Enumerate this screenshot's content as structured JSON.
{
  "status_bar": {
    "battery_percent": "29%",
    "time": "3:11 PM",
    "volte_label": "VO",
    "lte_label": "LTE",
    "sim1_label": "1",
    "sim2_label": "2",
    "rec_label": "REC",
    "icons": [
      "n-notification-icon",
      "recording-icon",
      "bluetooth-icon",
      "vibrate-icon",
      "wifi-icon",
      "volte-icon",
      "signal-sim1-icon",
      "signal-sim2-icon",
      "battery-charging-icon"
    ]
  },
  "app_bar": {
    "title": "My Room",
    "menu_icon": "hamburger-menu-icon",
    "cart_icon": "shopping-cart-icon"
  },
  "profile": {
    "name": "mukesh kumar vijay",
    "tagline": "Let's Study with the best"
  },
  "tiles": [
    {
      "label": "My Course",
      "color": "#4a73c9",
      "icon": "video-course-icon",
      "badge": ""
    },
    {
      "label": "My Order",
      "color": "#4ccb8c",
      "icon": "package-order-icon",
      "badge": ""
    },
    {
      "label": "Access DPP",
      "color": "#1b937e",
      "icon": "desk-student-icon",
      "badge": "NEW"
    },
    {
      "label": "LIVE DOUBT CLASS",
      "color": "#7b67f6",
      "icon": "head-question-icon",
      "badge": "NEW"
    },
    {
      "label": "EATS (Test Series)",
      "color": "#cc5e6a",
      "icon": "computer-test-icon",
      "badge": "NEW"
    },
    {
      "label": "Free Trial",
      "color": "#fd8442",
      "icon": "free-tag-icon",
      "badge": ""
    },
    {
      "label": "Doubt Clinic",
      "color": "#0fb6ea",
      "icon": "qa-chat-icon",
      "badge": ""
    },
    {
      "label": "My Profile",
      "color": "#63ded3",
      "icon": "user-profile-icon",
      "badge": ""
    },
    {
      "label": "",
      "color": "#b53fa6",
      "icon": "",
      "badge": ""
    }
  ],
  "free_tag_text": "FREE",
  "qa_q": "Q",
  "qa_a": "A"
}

----

# [TASK GOAL]
Repeat the entries shown above, every one, word for word.

# [OUTPUT BELOW]
Enumerate this screenshot's content as structured JSON.
{
  "status_bar": {
    "battery_percent": "29%",
    "time": "3:11 PM",
    "volte_label": "VO",
    "lte_label": "LTE",
    "sim1_label": "1",
    "sim2_label": "2",
    "rec_label": "REC",
    "icons": [
      "n-notification-icon",
      "recording-icon",
      "bluetooth-icon",
      "vibrate-icon",
      "wifi-icon",
      "volte-icon",
      "signal-sim1-icon",
      "signal-sim2-icon",
      "battery-charging-icon"
    ]
  },
  "app_bar": {
    "title": "My Room",
    "menu_icon": "hamburger-menu-icon",
    "cart_icon": "shopping-cart-icon"
  },
  "profile": {
    "name": "mukesh kumar vijay",
    "tagline": "Let's Study with the best"
  },
  "tiles": [
    {
      "label": "My Course",
      "color": "#4a73c9",
      "icon": "video-course-icon",
      "badge": ""
    },
    {
      "label": "My Order",
      "color": "#4ccb8c",
      "icon": "package-order-icon",
      "badge": ""
    },
    {
      "label": "Access DPP",
      "color": "#1b937e",
      "icon": "desk-student-icon",
      "badge": "NEW"
    },
    {
      "label": "LIVE DOUBT CLASS",
      "color": "#7b67f6",
      "icon": "head-question-icon",
      "badge": "NEW"
    },
    {
      "label": "EATS (Test Series)",
      "color": "#cc5e6a",
      "icon": "computer-test-icon",
      "badge": "NEW"
    },
    {
      "label": "Free Trial",
      "color": "#fd8442",
      "icon": "free-tag-icon",
      "badge": ""
    },
    {
      "label": "Doubt Clinic",
      "color": "#0fb6ea",
      "icon": "qa-chat-icon",
      "badge": ""
    },
    {
      "label": "My Profile",
      "color": "#63ded3",
      "icon": "user-profile-icon",
      "badge": ""
    },
    {
      "label": "",
      "color": "#b53fa6",
      "icon": "",
      "badge": ""
    }
  ],
  "free_tag_text": "FREE",
  "qa_q": "Q",
  "qa_a": "A"
}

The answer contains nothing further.